_Task brief:_
Copy whichever lines contain the string "JSON".

:::

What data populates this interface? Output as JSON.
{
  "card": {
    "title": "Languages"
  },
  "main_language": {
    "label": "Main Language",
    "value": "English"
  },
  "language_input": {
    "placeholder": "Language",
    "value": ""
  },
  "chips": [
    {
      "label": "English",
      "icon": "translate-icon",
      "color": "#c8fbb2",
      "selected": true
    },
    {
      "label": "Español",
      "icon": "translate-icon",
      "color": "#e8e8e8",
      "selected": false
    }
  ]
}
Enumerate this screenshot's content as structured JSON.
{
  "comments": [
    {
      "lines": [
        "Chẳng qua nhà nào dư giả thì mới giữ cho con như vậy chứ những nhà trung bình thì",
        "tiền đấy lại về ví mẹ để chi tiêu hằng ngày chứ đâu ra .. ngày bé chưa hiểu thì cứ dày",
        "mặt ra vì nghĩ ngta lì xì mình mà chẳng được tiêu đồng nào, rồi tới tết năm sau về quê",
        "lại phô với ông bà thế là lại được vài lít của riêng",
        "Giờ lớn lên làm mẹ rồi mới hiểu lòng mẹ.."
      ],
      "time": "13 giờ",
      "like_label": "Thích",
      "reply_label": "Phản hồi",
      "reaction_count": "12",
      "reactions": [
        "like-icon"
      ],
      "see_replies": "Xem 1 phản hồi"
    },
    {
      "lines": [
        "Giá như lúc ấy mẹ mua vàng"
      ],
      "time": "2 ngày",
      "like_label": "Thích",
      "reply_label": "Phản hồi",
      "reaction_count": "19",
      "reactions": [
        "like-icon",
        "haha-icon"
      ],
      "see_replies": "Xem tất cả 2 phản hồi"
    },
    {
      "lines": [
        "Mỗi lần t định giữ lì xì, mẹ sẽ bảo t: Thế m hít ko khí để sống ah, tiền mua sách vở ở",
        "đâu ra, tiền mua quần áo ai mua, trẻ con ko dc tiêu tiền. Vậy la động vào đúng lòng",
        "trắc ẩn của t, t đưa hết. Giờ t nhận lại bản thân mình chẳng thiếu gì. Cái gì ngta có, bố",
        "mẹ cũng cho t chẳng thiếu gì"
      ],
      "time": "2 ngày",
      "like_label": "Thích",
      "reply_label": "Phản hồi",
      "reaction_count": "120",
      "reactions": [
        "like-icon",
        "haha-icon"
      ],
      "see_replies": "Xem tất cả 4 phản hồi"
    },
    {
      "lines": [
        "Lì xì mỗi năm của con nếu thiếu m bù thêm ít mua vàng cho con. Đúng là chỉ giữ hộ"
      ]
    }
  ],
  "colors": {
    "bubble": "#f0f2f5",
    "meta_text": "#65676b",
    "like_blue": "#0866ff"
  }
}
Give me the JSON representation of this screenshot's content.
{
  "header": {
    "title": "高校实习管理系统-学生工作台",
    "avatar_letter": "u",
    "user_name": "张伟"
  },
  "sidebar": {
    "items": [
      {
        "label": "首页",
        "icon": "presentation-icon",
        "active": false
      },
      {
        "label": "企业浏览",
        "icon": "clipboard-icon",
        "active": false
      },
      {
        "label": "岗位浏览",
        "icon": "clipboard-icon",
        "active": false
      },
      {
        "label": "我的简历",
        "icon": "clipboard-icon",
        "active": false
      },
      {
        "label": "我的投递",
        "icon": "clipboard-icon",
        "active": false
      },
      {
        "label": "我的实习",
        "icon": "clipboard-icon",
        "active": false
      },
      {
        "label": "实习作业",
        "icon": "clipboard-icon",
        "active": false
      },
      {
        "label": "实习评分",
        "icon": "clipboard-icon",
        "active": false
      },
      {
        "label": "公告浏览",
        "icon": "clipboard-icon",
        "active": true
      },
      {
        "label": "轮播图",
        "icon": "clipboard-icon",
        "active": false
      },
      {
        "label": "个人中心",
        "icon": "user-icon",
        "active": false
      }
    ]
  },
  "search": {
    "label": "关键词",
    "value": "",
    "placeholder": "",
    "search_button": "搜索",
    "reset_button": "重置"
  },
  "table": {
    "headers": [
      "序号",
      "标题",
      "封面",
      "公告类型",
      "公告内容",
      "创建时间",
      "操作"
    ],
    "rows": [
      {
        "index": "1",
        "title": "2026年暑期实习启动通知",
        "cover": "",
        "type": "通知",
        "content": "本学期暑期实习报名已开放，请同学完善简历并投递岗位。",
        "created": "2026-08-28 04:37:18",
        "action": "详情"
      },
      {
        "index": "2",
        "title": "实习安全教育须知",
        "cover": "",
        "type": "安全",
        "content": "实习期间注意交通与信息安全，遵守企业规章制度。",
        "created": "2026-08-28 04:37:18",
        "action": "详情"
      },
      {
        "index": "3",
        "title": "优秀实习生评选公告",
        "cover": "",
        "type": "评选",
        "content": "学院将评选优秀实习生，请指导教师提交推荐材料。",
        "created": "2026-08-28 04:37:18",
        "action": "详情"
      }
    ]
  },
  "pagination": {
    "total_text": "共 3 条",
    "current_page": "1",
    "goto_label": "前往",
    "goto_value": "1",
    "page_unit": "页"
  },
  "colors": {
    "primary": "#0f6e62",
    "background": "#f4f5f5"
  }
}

:::

_Response for this exercise:_
What data populates this interface? Output as JSON.
Enumerate this screenshot's content as structured JSON.
Give me the JSON representation of this screenshot's content.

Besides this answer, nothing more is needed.